┌──
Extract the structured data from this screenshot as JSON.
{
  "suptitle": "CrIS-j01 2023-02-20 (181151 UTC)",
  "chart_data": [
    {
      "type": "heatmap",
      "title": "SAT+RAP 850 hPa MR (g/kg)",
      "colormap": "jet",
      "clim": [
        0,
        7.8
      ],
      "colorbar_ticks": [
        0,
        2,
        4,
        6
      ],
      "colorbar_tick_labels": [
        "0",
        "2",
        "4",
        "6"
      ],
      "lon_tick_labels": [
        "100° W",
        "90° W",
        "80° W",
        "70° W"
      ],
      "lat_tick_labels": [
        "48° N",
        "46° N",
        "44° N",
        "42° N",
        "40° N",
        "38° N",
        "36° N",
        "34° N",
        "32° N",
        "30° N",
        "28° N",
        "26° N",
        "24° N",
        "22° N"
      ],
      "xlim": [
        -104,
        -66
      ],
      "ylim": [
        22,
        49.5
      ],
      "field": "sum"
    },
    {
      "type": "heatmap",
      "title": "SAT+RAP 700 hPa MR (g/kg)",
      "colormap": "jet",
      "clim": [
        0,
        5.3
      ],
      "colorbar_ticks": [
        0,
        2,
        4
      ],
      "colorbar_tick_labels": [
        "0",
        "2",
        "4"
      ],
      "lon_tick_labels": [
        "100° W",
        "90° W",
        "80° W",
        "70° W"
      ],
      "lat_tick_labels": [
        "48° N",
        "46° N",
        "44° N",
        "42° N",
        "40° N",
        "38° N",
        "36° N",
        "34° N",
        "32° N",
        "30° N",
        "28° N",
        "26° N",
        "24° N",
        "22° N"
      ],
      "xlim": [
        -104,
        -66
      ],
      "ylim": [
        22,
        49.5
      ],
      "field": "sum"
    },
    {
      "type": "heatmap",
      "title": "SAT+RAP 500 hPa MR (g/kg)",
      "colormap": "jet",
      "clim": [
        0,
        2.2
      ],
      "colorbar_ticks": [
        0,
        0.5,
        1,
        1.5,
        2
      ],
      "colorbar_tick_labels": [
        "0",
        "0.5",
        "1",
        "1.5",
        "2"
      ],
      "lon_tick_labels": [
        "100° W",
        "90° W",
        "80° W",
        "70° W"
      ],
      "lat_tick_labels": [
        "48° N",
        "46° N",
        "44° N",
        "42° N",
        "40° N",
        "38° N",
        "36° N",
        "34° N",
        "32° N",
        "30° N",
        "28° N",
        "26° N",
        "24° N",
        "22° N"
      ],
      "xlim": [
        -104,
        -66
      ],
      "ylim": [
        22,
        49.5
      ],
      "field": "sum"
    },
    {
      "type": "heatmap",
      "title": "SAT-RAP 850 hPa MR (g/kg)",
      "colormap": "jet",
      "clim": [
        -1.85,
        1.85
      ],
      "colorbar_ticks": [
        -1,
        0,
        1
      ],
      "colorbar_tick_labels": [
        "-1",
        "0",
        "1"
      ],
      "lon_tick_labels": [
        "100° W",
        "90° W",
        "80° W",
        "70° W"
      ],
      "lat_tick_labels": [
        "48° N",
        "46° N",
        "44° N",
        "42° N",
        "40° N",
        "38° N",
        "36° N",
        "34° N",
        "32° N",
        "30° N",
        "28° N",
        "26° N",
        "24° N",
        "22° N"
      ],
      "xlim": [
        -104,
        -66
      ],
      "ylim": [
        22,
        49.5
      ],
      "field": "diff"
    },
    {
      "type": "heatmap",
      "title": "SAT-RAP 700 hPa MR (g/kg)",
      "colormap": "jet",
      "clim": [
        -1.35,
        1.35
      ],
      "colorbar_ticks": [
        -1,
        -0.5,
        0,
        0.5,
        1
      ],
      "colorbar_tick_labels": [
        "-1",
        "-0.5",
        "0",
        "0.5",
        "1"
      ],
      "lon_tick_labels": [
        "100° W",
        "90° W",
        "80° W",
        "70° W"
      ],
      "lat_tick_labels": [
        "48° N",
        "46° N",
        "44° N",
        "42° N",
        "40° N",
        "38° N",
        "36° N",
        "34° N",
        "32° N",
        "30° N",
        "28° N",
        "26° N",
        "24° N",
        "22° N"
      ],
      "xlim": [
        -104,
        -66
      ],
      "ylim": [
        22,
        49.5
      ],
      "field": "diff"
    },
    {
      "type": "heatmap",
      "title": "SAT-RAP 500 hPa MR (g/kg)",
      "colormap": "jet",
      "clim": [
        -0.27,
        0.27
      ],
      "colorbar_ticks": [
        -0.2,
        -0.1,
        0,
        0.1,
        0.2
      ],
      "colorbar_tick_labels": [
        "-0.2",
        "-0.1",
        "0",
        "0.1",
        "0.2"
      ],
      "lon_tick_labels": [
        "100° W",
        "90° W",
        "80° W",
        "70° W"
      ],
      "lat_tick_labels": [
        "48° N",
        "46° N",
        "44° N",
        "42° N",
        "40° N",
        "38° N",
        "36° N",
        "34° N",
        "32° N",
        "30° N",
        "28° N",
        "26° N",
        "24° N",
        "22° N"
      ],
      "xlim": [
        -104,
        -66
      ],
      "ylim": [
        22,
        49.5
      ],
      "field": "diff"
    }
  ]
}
└──
▸ **TASK TO COMPLETE**:
Extract all the material, leaving every line as it is.

▸ **COMPLETE OUTPUT**:
Extract the structured data from this screenshot as JSON.
{
  "suptitle": "CrIS-j01 2023-02-20 (181151 UTC)",
  "chart_data": [
    {
      "type": "heatmap",
      "title": "SAT+RAP 850 hPa MR (g/kg)",
      "colormap": "jet",
      "clim": [
        0,
        7.8
      ],
      "colorbar_ticks": [
        0,
        2,
        4,
        6
      ],
      "colorbar_tick_labels": [
        "0",
        "2",
        "4",
        "6"
      ],
      "lon_tick_labels": [
        "100° W",
        "90° W",
        "80° W",
        "70° W"
      ],
      "lat_tick_labels": [
        "48° N",
        "46° N",
        "44° N",
        "42° N",
        "40° N",
        "38° N",
        "36° N",
        "34° N",
        "32° N",
        "30° N",
        "28° N",
        "26° N",
        "24° N",
        "22° N"
      ],
      "xlim": [
        -104,
        -66
      ],
      "ylim": [
        22,
        49.5
      ],
      "field": "sum"
    },
    {
      "type": "heatmap",
      "title": "SAT+RAP 700 hPa MR (g/kg)",
      "colormap": "jet",
      "clim": [
        0,
        5.3
      ],
      "colorbar_ticks": [
        0,
        2,
        4
      ],
      "colorbar_tick_labels": [
        "0",
        "2",
        "4"
      ],
      "lon_tick_labels": [
        "100° W",
        "90° W",
        "80° W",
        "70° W"
      ],
      "lat_tick_labels": [
        "48° N",
        "46° N",
        "44° N",
        "42° N",
        "40° N",
        "38° N",
        "36° N",
        "34° N",
        "32° N",
        "30° N",
        "28° N",
        "26° N",
        "24° N",
        "22° N"
      ],
      "xlim": [
        -104,
        -66
      ],
      "ylim": [
        22,
        49.5
      ],
      "field": "sum"
    },
    {
      "type": "heatmap",
      "title": "SAT+RAP 500 hPa MR (g/kg)",
      "colormap": "jet",
      "clim": [
        0,
        2.2
      ],
      "colorbar_ticks": [
        0,
        0.5,
        1,
        1.5,
        2
      ],
      "colorbar_tick_labels": [
        "0",
        "0.5",
        "1",
        "1.5",
        "2"
      ],
      "lon_tick_labels": [
        "100° W",
        "90° W",
        "80° W",
        "70° W"
      ],
      "lat_tick_labels": [
        "48° N",
        "46° N",
        "44° N",
        "42° N",
        "40° N",
        "38° N",
        "36° N",
        "34° N",
        "32° N",
        "30° N",
        "28° N",
        "26° N",
        "24° N",
        "22° N"
      ],
      "xlim": [
        -104,
        -66
      ],
      "ylim": [
        22,
        49.5
      ],
      "field": "sum"
    },
    {
      "type": "heatmap",
      "title": "SAT-RAP 850 hPa MR (g/kg)",
      "colormap": "jet",
      "clim": [
        -1.85,
        1.85
      ],
      "colorbar_ticks": [
        -1,
        0,
        1
      ],
      "colorbar_tick_labels": [
        "-1",
        "0",
        "1"
      ],
      "lon_tick_labels": [
        "100° W",
        "90° W",
        "80° W",
        "70° W"
      ],
      "lat_tick_labels": [
        "48° N",
        "46° N",
        "44° N",
        "42° N",
        "40° N",
        "38° N",
        "36° N",
        "34° N",
        "32° N",
        "30° N",
        "28° N",
        "26° N",
        "24° N",
        "22° N"
      ],
      "xlim": [
        -104,
        -66
      ],
      "ylim": [
        22,
        49.5
      ],
      "field": "diff"
    },
    {
      "type": "heatmap",
      "title": "SAT-RAP 700 hPa MR (g/kg)",
      "colormap": "jet",
      "clim": [
        -1.35,
        1.35
      ],
      "colorbar_ticks": [
        -1,
        -0.5,
        0,
        0.5,
        1
      ],
      "colorbar_tick_labels": [
        "-1",
        "-0.5",
        "0",
        "0.5",
        "1"
      ],
      "lon_tick_labels": [
        "100° W",
        "90° W",
        "80° W",
        "70° W"
      ],
      "lat_tick_labels": [
        "48° N",
        "46° N",
        "44° N",
        "42° N",
        "40° N",
        "38° N",
        "36° N",
        "34° N",
        "32° N",
        "30° N",
        "28° N",
        "26° N",
        "24° N",
        "22° N"
      ],
      "xlim": [
        -104,
        -66
      ],
      "ylim": [
        22,
        49.5
      ],
      "field": "diff"
    },
    {
      "type": "heatmap",
      "title": "SAT-RAP 500 hPa MR (g/kg)",
      "colormap": "jet",
      "clim": [
        -0.27,
        0.27
      ],
      "colorbar_ticks": [
        -0.2,
        -0.1,
        0,
        0.1,
        0.2
      ],
      "colorbar_tick_labels": [
        "-0.2",
        "-0.1",
        "0",
        "0.1",
        "0.2"
      ],
      "lon_tick_labels": [
        "100° W",
        "90° W",
        "80° W",
        "70° W"
      ],
      "lat_tick_labels": [
        "48° N",
        "46° N",
        "44° N",
        "42° N",
        "40° N",
        "38° N",
        "36° N",
        "34° N",
        "32° N",
        "30° N",
        "28° N",
        "26° N",
        "24° N",
        "22° N"
      ],
      "xlim": [
        -104,
        -66
      ],
      "ylim": [
        22,
        49.5
      ],
      "field": "diff"
    }
  ]
}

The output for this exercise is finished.